- Goal
Print all the records exactly, please.

- Source data

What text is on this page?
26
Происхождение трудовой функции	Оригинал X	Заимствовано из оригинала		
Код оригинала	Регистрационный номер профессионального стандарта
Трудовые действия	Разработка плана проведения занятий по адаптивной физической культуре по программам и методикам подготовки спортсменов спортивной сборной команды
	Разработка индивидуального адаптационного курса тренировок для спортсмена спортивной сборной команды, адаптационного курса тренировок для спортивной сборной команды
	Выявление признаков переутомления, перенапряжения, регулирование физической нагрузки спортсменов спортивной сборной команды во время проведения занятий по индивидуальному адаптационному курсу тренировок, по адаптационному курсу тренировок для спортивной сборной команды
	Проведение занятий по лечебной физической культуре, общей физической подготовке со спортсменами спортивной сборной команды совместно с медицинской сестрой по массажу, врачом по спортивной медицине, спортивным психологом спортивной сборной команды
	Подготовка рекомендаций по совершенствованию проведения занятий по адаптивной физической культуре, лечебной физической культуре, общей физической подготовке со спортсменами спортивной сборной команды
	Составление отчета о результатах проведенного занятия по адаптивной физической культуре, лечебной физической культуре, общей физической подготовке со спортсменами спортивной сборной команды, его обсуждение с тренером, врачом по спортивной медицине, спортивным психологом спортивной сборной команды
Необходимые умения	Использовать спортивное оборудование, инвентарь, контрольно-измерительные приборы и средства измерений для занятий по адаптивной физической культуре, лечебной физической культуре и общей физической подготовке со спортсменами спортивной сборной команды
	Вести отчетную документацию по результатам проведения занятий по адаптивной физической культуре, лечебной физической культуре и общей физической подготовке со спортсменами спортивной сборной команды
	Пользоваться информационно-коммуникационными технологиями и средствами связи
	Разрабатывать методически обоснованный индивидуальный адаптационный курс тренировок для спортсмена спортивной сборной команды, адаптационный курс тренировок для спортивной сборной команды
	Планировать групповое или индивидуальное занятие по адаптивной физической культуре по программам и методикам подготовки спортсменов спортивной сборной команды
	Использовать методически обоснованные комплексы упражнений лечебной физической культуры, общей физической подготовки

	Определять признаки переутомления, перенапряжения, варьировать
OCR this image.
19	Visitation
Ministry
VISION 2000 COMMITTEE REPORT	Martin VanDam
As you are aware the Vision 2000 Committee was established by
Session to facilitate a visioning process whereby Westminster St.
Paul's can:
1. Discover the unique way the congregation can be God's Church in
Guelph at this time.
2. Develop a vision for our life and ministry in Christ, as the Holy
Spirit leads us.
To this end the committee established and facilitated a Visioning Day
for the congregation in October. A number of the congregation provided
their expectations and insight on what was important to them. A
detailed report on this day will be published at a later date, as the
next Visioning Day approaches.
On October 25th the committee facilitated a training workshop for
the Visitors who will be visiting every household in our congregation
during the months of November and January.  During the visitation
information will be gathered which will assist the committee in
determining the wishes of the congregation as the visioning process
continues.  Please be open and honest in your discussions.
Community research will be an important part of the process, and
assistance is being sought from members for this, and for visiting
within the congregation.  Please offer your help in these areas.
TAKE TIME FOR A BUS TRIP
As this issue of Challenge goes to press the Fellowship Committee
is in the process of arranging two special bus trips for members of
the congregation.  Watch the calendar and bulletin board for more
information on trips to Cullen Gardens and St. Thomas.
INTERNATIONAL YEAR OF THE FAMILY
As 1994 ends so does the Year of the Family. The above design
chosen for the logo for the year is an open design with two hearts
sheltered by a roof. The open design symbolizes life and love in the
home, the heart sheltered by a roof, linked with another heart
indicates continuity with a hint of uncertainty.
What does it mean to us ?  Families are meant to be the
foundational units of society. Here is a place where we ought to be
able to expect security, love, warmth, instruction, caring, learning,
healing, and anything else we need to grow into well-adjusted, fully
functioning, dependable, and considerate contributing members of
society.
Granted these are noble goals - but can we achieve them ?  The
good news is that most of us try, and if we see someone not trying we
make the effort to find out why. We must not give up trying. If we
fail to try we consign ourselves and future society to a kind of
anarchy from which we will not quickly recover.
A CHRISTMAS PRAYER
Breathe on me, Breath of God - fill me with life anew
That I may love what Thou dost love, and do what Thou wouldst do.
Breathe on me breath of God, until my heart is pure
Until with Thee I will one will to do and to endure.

- The response
What text is on this page?
26
Происхождение трудовой функции	Оригинал X	Заимствовано из оригинала		
Код оригинала	Регистрационный номер профессионального стандарта
Трудовые действия	Разработка плана проведения занятий по адаптивной физической культуре по программам и методикам подготовки спортсменов спортивной сборной команды
	Разработка индивидуального адаптационного курса тренировок для спортсмена спортивной сборной команды, адаптационного курса тренировок для спортивной сборной команды
	Выявление признаков переутомления, перенапряжения, регулирование физической нагрузки спортсменов спортивной сборной команды во время проведения занятий по индивидуальному адаптационному курсу тренировок, по адаптационному курсу тренировок для спортивной сборной команды
	Проведение занятий по лечебной физической культуре, общей физической подготовке со спортсменами спортивной сборной команды совместно с медицинской сестрой по массажу, врачом по спортивной медицине, спортивным психологом спортивной сборной команды
	Подготовка рекомендаций по совершенствованию проведения занятий по адаптивной физической культуре, лечебной физической культуре, общей физической подготовке со спортсменами спортивной сборной команды
	Составление отчета о результатах проведенного занятия по адаптивной физической культуре, лечебной физической культуре, общей физической подготовке со спортсменами спортивной сборной команды, его обсуждение с тренером, врачом по спортивной медицине, спортивным психологом спортивной сборной команды
Необходимые умения	Использовать спортивное оборудование, инвентарь, контрольно-измерительные приборы и средства измерений для занятий по адаптивной физической культуре, лечебной физической культуре и общей физической подготовке со спортсменами спортивной сборной команды
	Вести отчетную документацию по результатам проведения занятий по адаптивной физической культуре, лечебной физической культуре и общей физической подготовке со спортсменами спортивной сборной команды
	Пользоваться информационно-коммуникационными технологиями и средствами связи
	Разрабатывать методически обоснованный индивидуальный адаптационный курс тренировок для спортсмена спортивной сборной команды, адаптационный курс тренировок для спортивной сборной команды
	Планировать групповое или индивидуальное занятие по адаптивной физической культуре по программам и методикам подготовки спортсменов спортивной сборной команды
	Использовать методически обоснованные комплексы упражнений лечебной физической культуры, общей физической подготовки

	Определять признаки переутомления, перенапряжения, варьировать
OCR this image.
19	Visitation
Ministry
VISION 2000 COMMITTEE REPORT	Martin VanDam
As you are aware the Vision 2000 Committee was established by
Session to facilitate a visioning process whereby Westminster St.
Paul's can:
1. Discover the unique way the congregation can be God's Church in
Guelph at this time.
2. Develop a vision for our life and ministry in Christ, as the Holy
Spirit leads us.
To this end the committee established and facilitated a Visioning Day
for the congregation in October. A number of the congregation provided
their expectations and insight on what was important to them. A
detailed report on this day will be published at a later date, as the
next Visioning Day approaches.
On October 25th the committee facilitated a training workshop for
the Visitors who will be visiting every household in our congregation
during the months of November and January.  During the visitation
information will be gathered which will assist the committee in
determining the wishes of the congregation as the visioning process
continues.  Please be open and honest in your discussions.
Community research will be an important part of the process, and
assistance is being sought from members for this, and for visiting
within the congregation.  Please offer your help in these areas.
TAKE TIME FOR A BUS TRIP
As this issue of Challenge goes to press the Fellowship Committee
is in the process of arranging two special bus trips for members of
the congregation.  Watch the calendar and bulletin board for more
information on trips to Cullen Gardens and St. Thomas.
INTERNATIONAL YEAR OF THE FAMILY
As 1994 ends so does the Year of the Family. The above design
chosen for the logo for the year is an open design with two hearts
sheltered by a roof. The open design symbolizes life and love in the
home, the heart sheltered by a roof, linked with another heart
indicates continuity with a hint of uncertainty.
What does it mean to us ?  Families are meant to be the
foundational units of society. Here is a place where we ought to be
able to expect security, love, warmth, instruction, caring, learning,
healing, and anything else we need to grow into well-adjusted, fully
functioning, dependable, and considerate contributing members of
society.
Granted these are noble goals - but can we achieve them ?  The
good news is that most of us try, and if we see someone not trying we
make the effort to find out why. We must not give up trying. If we
fail to try we consign ourselves and future society to a kind of
anarchy from which we will not quickly recover.
A CHRISTMAS PRAYER
Breathe on me, Breath of God - fill me with life anew
That I may love what Thou dost love, and do what Thou wouldst do.
Breathe on me breath of God, until my heart is pure
Until with Thee I will one will to do and to endure.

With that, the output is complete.